━━━━━ Material

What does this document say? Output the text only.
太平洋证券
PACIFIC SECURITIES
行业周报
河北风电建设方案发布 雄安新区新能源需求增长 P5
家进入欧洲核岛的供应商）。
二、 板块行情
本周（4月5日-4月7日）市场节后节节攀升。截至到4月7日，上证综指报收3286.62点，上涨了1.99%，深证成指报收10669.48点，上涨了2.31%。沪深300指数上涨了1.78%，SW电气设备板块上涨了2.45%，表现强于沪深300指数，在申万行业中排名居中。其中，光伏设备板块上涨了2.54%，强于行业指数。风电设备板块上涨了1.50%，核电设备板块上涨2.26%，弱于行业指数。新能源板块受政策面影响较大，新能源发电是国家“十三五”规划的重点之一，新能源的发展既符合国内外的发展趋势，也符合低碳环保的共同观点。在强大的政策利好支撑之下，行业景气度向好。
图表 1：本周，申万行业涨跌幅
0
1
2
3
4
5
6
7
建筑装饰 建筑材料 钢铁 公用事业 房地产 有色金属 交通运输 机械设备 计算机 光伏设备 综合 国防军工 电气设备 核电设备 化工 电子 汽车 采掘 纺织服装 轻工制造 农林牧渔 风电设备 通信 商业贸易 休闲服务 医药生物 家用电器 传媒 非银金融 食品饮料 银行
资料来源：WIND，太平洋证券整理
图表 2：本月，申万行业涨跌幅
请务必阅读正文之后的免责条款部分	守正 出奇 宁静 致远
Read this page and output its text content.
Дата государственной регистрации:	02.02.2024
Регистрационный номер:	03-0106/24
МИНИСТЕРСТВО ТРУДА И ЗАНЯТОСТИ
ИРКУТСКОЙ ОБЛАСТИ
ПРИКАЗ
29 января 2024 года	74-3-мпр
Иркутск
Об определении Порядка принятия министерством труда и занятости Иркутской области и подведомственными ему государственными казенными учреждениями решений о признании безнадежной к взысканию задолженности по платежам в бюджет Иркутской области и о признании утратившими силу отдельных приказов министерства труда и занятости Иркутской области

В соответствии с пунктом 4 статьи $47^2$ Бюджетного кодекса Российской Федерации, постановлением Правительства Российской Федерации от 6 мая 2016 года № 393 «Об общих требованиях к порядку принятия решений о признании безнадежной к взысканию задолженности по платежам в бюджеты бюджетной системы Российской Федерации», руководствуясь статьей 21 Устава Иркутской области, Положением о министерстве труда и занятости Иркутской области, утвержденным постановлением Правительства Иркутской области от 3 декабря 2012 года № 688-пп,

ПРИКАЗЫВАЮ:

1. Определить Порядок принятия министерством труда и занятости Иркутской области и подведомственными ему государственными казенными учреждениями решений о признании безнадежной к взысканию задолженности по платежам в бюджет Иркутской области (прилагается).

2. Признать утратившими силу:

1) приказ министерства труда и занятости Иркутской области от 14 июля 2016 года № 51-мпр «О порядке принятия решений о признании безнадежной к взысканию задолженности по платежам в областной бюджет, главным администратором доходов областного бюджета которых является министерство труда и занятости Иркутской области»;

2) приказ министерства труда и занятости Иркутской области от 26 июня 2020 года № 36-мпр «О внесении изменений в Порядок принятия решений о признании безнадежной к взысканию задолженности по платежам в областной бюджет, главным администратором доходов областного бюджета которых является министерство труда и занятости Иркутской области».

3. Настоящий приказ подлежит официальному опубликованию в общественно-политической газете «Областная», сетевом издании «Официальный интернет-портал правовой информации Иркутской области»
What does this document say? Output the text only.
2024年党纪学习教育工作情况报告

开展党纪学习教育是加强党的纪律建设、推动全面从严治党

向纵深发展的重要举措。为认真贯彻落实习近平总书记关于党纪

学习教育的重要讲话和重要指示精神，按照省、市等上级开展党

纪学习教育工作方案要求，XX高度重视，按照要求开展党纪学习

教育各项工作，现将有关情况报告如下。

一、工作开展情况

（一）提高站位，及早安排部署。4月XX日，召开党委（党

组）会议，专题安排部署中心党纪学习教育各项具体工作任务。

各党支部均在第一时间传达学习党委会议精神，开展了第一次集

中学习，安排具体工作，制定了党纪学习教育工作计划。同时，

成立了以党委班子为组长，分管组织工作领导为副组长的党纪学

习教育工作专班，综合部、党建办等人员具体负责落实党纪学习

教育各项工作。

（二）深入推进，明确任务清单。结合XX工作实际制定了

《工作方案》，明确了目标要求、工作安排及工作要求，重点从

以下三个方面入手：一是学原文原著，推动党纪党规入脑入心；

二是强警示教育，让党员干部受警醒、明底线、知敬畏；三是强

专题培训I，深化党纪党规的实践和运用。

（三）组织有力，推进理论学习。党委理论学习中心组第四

━━━━━━━━━━

== Aim of the exercise ==
Gather and copy every line of the data in which the string "года" is found.

== Complete answer ==
29 января 2024 года	74-3-мпр
В соответствии с пунктом 4 статьи $47^2$ Бюджетного кодекса Российской Федерации, постановлением Правительства Российской Федерации от 6 мая 2016 года № 393 «Об общих требованиях к порядку принятия решений о признании безнадежной к взысканию задолженности по платежам в бюджеты бюджетной системы Российской Федерации», руководствуясь статьей 21 Устава Иркутской области, Положением о министерстве труда и занятости Иркутской области, утвержденным постановлением Правительства Иркутской области от 3 декабря 2012 года № 688-пп,
1) приказ министерства труда и занятости Иркутской области от 14 июля 2016 года № 51-мпр «О порядке принятия решений о признании безнадежной к взысканию задолженности по платежам в областной бюджет, главным администратором доходов областного бюджета которых является министерство труда и занятости Иркутской области»;
2) приказ министерства труда и занятости Иркутской области от 26 июня 2020 года № 36-мпр «О внесении изменений в Порядок принятия решений о признании безнадежной к взысканию задолженности по платежам в областной бюджет, главным администратором доходов областного бюджета которых является министерство труда и занятости Иркутской области».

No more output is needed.